* begin Records to use *
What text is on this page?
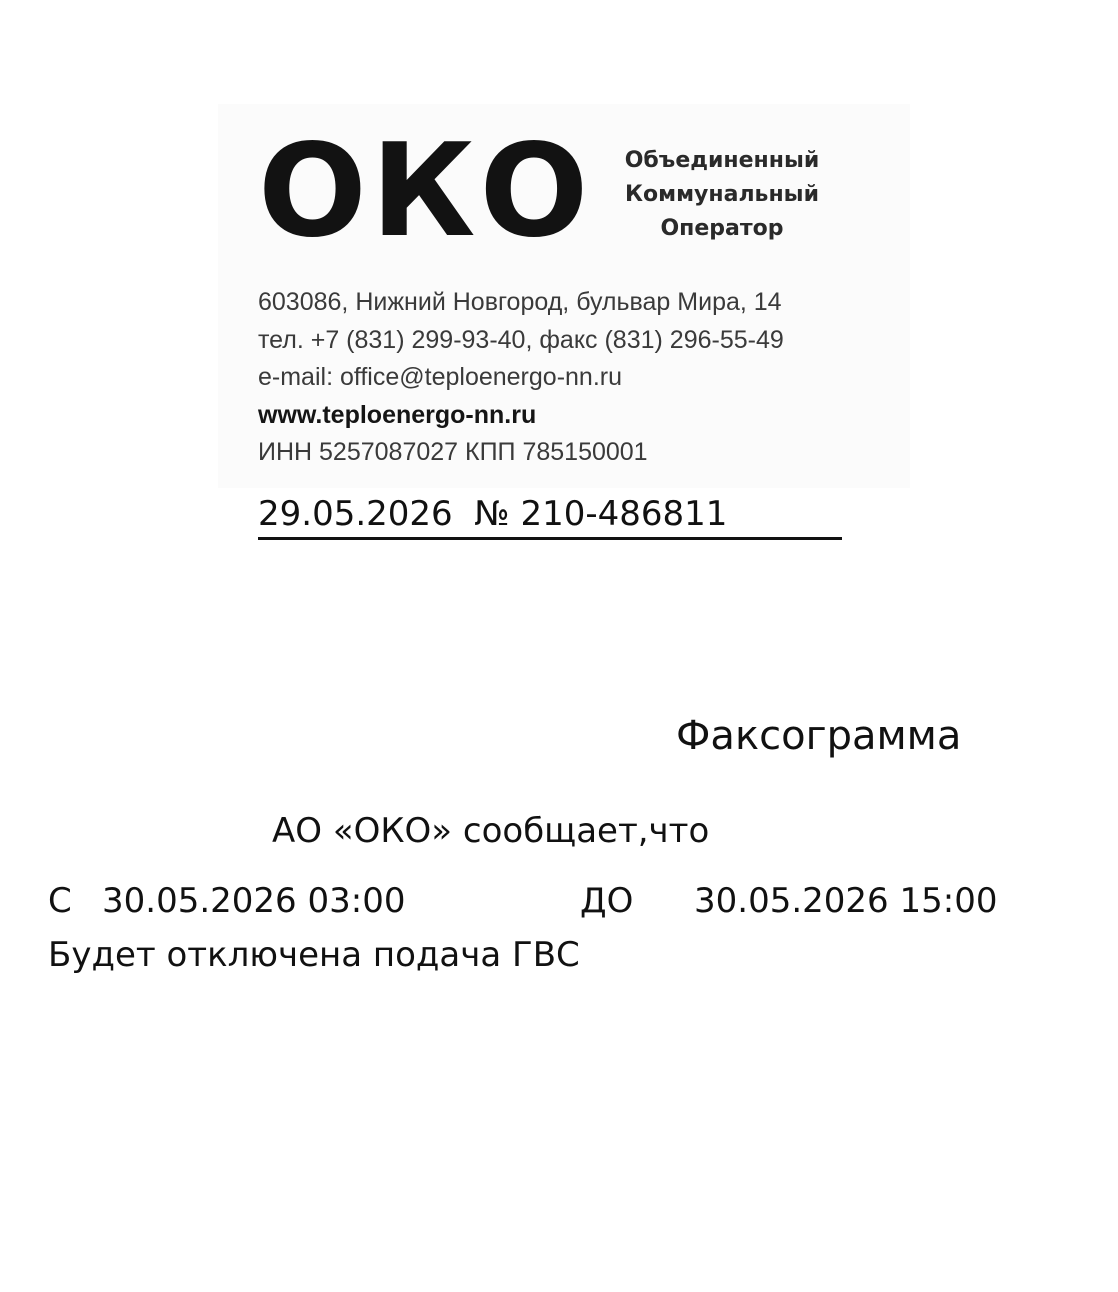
ОКО	Объединенный
Коммунальный
Оператор
603086, Нижний Новгород, бульвар Мира, 14
тел. +7 (831) 299-93-40, факс (831) 296-55-49
e-mail: office@teploenergo-nn.ru
www.teploenergo-nn.ru
ИНН 5257087027 КПП 785150001
29.05.2026 № 210-486811
Факсограмма
АО «ОКО» сообщает,что
С 30.05.2026 03:00	ДО 30.05.2026 15:00
Будет отключена подача ГВС
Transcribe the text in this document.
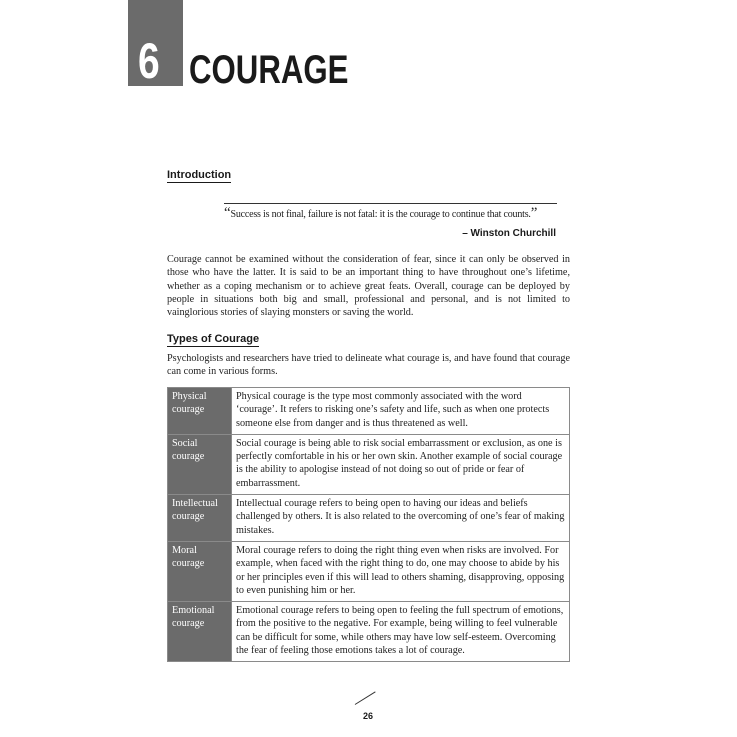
6 COURAGE
Introduction
“Success is not final, failure is not fatal: it is the courage to continue that counts.”
– Winston Churchill
Courage cannot be examined without the consideration of fear, since it can only be observed in those who have the latter. It is said to be an important thing to have throughout one’s lifetime, whether as a coping mechanism or to achieve great feats. Overall, courage can be deployed by people in situations both big and small, professional and personal, and is not limited to vainglorious stories of slaying monsters or saving the world.
Types of Courage
Psychologists and researchers have tried to delineate what courage is, and have found that courage can come in various forms.
Physical courage	Physical courage is the type most commonly associated with the word ‘courage’. It refers to risking one’s safety and life, such as when one protects someone else from danger and is thus threatened as well.
Social courage	Social courage is being able to risk social embarrassment or exclusion, as one is perfectly comfortable in his or her own skin. Another example of social courage is the ability to apologise instead of not doing so out of pride or fear of embarrassment.
Intellectual courage	Intellectual courage refers to being open to having our ideas and beliefs challenged by others. It is also related to the overcoming of one’s fear of making mistakes.
Moral courage	Moral courage refers to doing the right thing even when risks are involved. For example, when faced with the right thing to do, one may choose to abide by his or her principles even if this will lead to others shaming, disapproving, opposing to even punishing him or her.
Emotional courage	Emotional courage refers to being open to feeling the full spectrum of emotions, from the positive to the negative. For example, being willing to feel vulnerable can be difficult for some, while others may have low self-esteem. Overcoming the fear of feeling those emotions takes a lot of courage.
26
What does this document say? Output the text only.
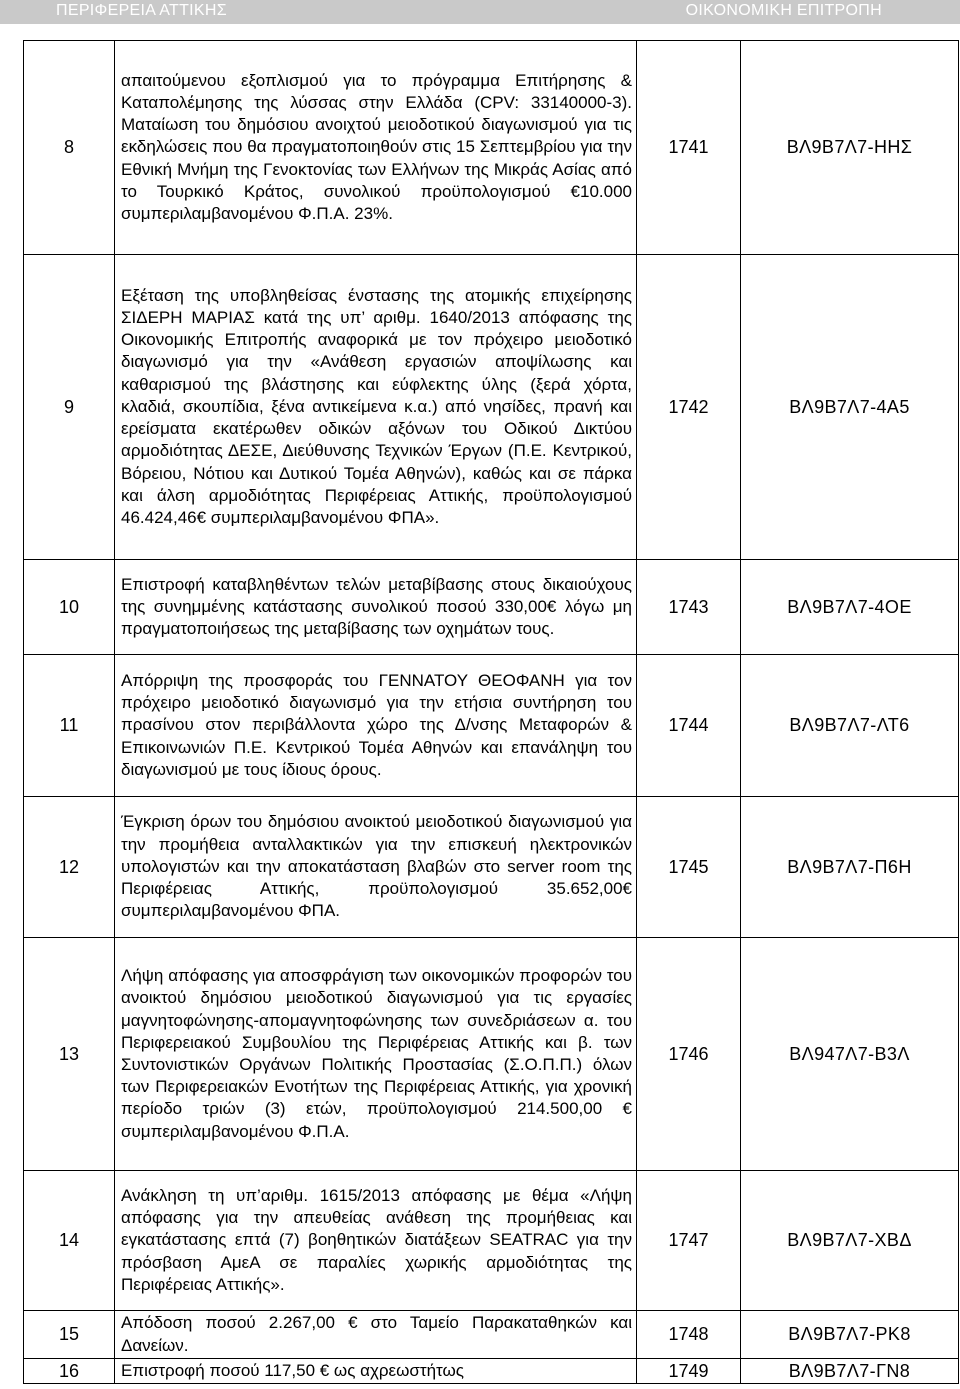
ΠΕΡΙΦΕΡΕΙΑ ΑΤΤΙΚΗΣ	ΟΙΚΟΝΟΜΙΚΗ ΕΠΙΤΡΟΠΗ
8	απαιτούμενου εξοπλισμού για το πρόγραμμα Επιτήρησης & Καταπολέμησης της λύσσας στην Ελλάδα (CPV: 33140000-3). Ματαίωση του δημόσιου ανοιχτού μειοδοτικού διαγωνισμού για τις εκδηλώσεις που θα πραγματοποιηθούν στις 15 Σεπτεμβρίου για την Εθνική Μνήμη της Γενοκτονίας των Ελλήνων της Μικράς Ασίας από το Τουρκικό Κράτος, συνολικού προϋπολογισμού €10.000 συμπεριλαμβανομένου Φ.Π.Α. 23%.	1741	ΒΛ9Β7Λ7-ΗΗΣ
9	Εξέταση της υποβληθείσας ένστασης της ατομικής επιχείρησης ΣΙΔΕΡΗ ΜΑΡΙΑΣ κατά της υπ’ αριθμ. 1640/2013 απόφασης της Οικονομικής Επιτροπής αναφορικά με τον πρόχειρο μειοδοτικό διαγωνισμό για την «Ανάθεση εργασιών αποψίλωσης και καθαρισμού της βλάστησης και εύφλεκτης ύλης (ξερά χόρτα, κλαδιά, σκουπίδια, ξένα αντικείμενα κ.α.) από νησίδες, πρανή και ερείσματα εκατέρωθεν οδικών αξόνων του Οδικού Δικτύου αρμοδιότητας ΔΕΣΕ, Διεύθυνσης Τεχνικών Έργων (Π.Ε. Κεντρικού, Βόρειου, Νότιου και Δυτικού Τομέα Αθηνών), καθώς και σε πάρκα και άλση αρμοδιότητας Περιφέρειας Αττικής, προϋπολογισμού 46.424,46€ συμπεριλαμβανομένου ΦΠΑ».	1742	ΒΛ9Β7Λ7-4Α5
10	Επιστροφή καταβληθέντων τελών μεταβίβασης στους δικαιούχους της συνημμένης κατάστασης συνολικού ποσού 330,00€ λόγω μη πραγματοποιήσεως της μεταβίβασης των οχημάτων τους.	1743	ΒΛ9Β7Λ7-4ΟΕ
11	Απόρριψη της προσφοράς του ΓΕΝΝΑΤΟΥ ΘΕΟΦΑΝΗ για τον πρόχειρο μειοδοτικό διαγωνισμό για την ετήσια συντήρηση του πρασίνου στον περιβάλλοντα χώρο της Δ/νσης Μεταφορών & Επικοινωνιών Π.Ε. Κεντρικού Τομέα Αθηνών και επανάληψη του διαγωνισμού με τους ίδιους όρους.	1744	ΒΛ9Β7Λ7-ΛΤ6
12	Έγκριση όρων του δημόσιου ανοικτού μειοδοτικού διαγωνισμού για την προμήθεια ανταλλακτικών για την επισκευή ηλεκτρονικών υπολογιστών και την αποκατάσταση βλαβών στο server room της Περιφέρειας Αττικής, προϋπολογισμού 35.652,00€ συμπεριλαμβανομένου ΦΠΑ.	1745	ΒΛ9Β7Λ7-Π6Η
13	Λήψη απόφασης για αποσφράγιση των οικονομικών προφορών του ανοικτού δημόσιου μειοδοτικού διαγωνισμού για τις εργασίες μαγνητοφώνησης-απομαγνητοφώνησης των συνεδριάσεων α. του Περιφερειακού Συμβουλίου της Περιφέρειας Αττικής και β. των Συντονιστικών Οργάνων Πολιτικής Προστασίας (Σ.Ο.Π.Π.) όλων των Περιφερειακών Ενοτήτων της Περιφέρειας Αττικής, για χρονική περίοδο τριών (3) ετών, προϋπολογισμού 214.500,00 € συμπεριλαμβανομένου Φ.Π.Α.	1746	ΒΛ947Λ7-Β3Λ
14	Ανάκληση τη υπ’αριθμ. 1615/2013 απόφασης με θέμα «Λήψη απόφασης για την απευθείας ανάθεση της προμήθειας και εγκατάστασης επτά (7) βοηθητικών διατάξεων SEATRAC για την πρόσβαση ΑμεΑ σε παραλίες χωρικής αρμοδιότητας της Περιφέρειας Αττικής».	1747	ΒΛ9Β7Λ7-ΧΒΔ
15	Απόδοση ποσού 2.267,00 € στο Ταμείο Παρακαταθηκών και Δανείων.	1748	ΒΛ9Β7Λ7-ΡΚ8
16	Επιστροφή ποσού 117,50 € ως αχρεωστήτως	1749	ΒΛ9Β7Λ7-ΓΝ8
* end Records to use *
**What you need to do:** Make an exact copy of every record, pictures excluded.

**Exercise response:**
What text is on this page?
ОКО	Объединенный
Коммунальный
Оператор
603086, Нижний Новгород, бульвар Мира, 14
тел. +7 (831) 299-93-40, факс (831) 296-55-49
e-mail: office@teploenergo-nn.ru
www.teploenergo-nn.ru
ИНН 5257087027 КПП 785150001
29.05.2026 № 210-486811
Факсограмма
АО «ОКО» сообщает,что
С 30.05.2026 03:00	ДО 30.05.2026 15:00
Будет отключена подача ГВС
Transcribe the text in this document.
6 COURAGE
Introduction
“Success is not final, failure is not fatal: it is the courage to continue that counts.”
– Winston Churchill
Courage cannot be examined without the consideration of fear, since it can only be observed in those who have the latter. It is said to be an important thing to have throughout one’s lifetime, whether as a coping mechanism or to achieve great feats. Overall, courage can be deployed by people in situations both big and small, professional and personal, and is not limited to vainglorious stories of slaying monsters or saving the world.
Types of Courage
Psychologists and researchers have tried to delineate what courage is, and have found that courage can come in various forms.
Physical courage	Physical courage is the type most commonly associated with the word ‘courage’. It refers to risking one’s safety and life, such as when one protects someone else from danger and is thus threatened as well.
Social courage	Social courage is being able to risk social embarrassment or exclusion, as one is perfectly comfortable in his or her own skin. Another example of social courage is the ability to apologise instead of not doing so out of pride or fear of embarrassment.
Intellectual courage	Intellectual courage refers to being open to having our ideas and beliefs challenged by others. It is also related to the overcoming of one’s fear of making mistakes.
Moral courage	Moral courage refers to doing the right thing even when risks are involved. For example, when faced with the right thing to do, one may choose to abide by his or her principles even if this will lead to others shaming, disapproving, opposing to even punishing him or her.
Emotional courage	Emotional courage refers to being open to feeling the full spectrum of emotions, from the positive to the negative. For example, being willing to feel vulnerable can be difficult for some, while others may have low self-esteem. Overcoming the fear of feeling those emotions takes a lot of courage.
26
What does this document say? Output the text only.
ΠΕΡΙΦΕΡΕΙΑ ΑΤΤΙΚΗΣ	ΟΙΚΟΝΟΜΙΚΗ ΕΠΙΤΡΟΠΗ
8	απαιτούμενου εξοπλισμού για το πρόγραμμα Επιτήρησης & Καταπολέμησης της λύσσας στην Ελλάδα (CPV: 33140000-3). Ματαίωση του δημόσιου ανοιχτού μειοδοτικού διαγωνισμού για τις εκδηλώσεις που θα πραγματοποιηθούν στις 15 Σεπτεμβρίου για την Εθνική Μνήμη της Γενοκτονίας των Ελλήνων της Μικράς Ασίας από το Τουρκικό Κράτος, συνολικού προϋπολογισμού €10.000 συμπεριλαμβανομένου Φ.Π.Α. 23%.	1741	ΒΛ9Β7Λ7-ΗΗΣ
9	Εξέταση της υποβληθείσας ένστασης της ατομικής επιχείρησης ΣΙΔΕΡΗ ΜΑΡΙΑΣ κατά της υπ’ αριθμ. 1640/2013 απόφασης της Οικονομικής Επιτροπής αναφορικά με τον πρόχειρο μειοδοτικό διαγωνισμό για την «Ανάθεση εργασιών αποψίλωσης και καθαρισμού της βλάστησης και εύφλεκτης ύλης (ξερά χόρτα, κλαδιά, σκουπίδια, ξένα αντικείμενα κ.α.) από νησίδες, πρανή και ερείσματα εκατέρωθεν οδικών αξόνων του Οδικού Δικτύου αρμοδιότητας ΔΕΣΕ, Διεύθυνσης Τεχνικών Έργων (Π.Ε. Κεντρικού, Βόρειου, Νότιου και Δυτικού Τομέα Αθηνών), καθώς και σε πάρκα και άλση αρμοδιότητας Περιφέρειας Αττικής, προϋπολογισμού 46.424,46€ συμπεριλαμβανομένου ΦΠΑ».	1742	ΒΛ9Β7Λ7-4Α5
10	Επιστροφή καταβληθέντων τελών μεταβίβασης στους δικαιούχους της συνημμένης κατάστασης συνολικού ποσού 330,00€ λόγω μη πραγματοποιήσεως της μεταβίβασης των οχημάτων τους.	1743	ΒΛ9Β7Λ7-4ΟΕ
11	Απόρριψη της προσφοράς του ΓΕΝΝΑΤΟΥ ΘΕΟΦΑΝΗ για τον πρόχειρο μειοδοτικό διαγωνισμό για την ετήσια συντήρηση του πρασίνου στον περιβάλλοντα χώρο της Δ/νσης Μεταφορών & Επικοινωνιών Π.Ε. Κεντρικού Τομέα Αθηνών και επανάληψη του διαγωνισμού με τους ίδιους όρους.	1744	ΒΛ9Β7Λ7-ΛΤ6
12	Έγκριση όρων του δημόσιου ανοικτού μειοδοτικού διαγωνισμού για την προμήθεια ανταλλακτικών για την επισκευή ηλεκτρονικών υπολογιστών και την αποκατάσταση βλαβών στο server room της Περιφέρειας Αττικής, προϋπολογισμού 35.652,00€ συμπεριλαμβανομένου ΦΠΑ.	1745	ΒΛ9Β7Λ7-Π6Η
13	Λήψη απόφασης για αποσφράγιση των οικονομικών προφορών του ανοικτού δημόσιου μειοδοτικού διαγωνισμού για τις εργασίες μαγνητοφώνησης-απομαγνητοφώνησης των συνεδριάσεων α. του Περιφερειακού Συμβουλίου της Περιφέρειας Αττικής και β. των Συντονιστικών Οργάνων Πολιτικής Προστασίας (Σ.Ο.Π.Π.) όλων των Περιφερειακών Ενοτήτων της Περιφέρειας Αττικής, για χρονική περίοδο τριών (3) ετών, προϋπολογισμού 214.500,00 € συμπεριλαμβανομένου Φ.Π.Α.	1746	ΒΛ947Λ7-Β3Λ
14	Ανάκληση τη υπ’αριθμ. 1615/2013 απόφασης με θέμα «Λήψη απόφασης για την απευθείας ανάθεση της προμήθειας και εγκατάστασης επτά (7) βοηθητικών διατάξεων SEATRAC για την πρόσβαση ΑμεΑ σε παραλίες χωρικής αρμοδιότητας της Περιφέρειας Αττικής».	1747	ΒΛ9Β7Λ7-ΧΒΔ
15	Απόδοση ποσού 2.267,00 € στο Ταμείο Παρακαταθηκών και Δανείων.	1748	ΒΛ9Β7Λ7-ΡΚ8
16	Επιστροφή ποσού 117,50 € ως αχρεωστήτως	1749	ΒΛ9Β7Λ7-ΓΝ8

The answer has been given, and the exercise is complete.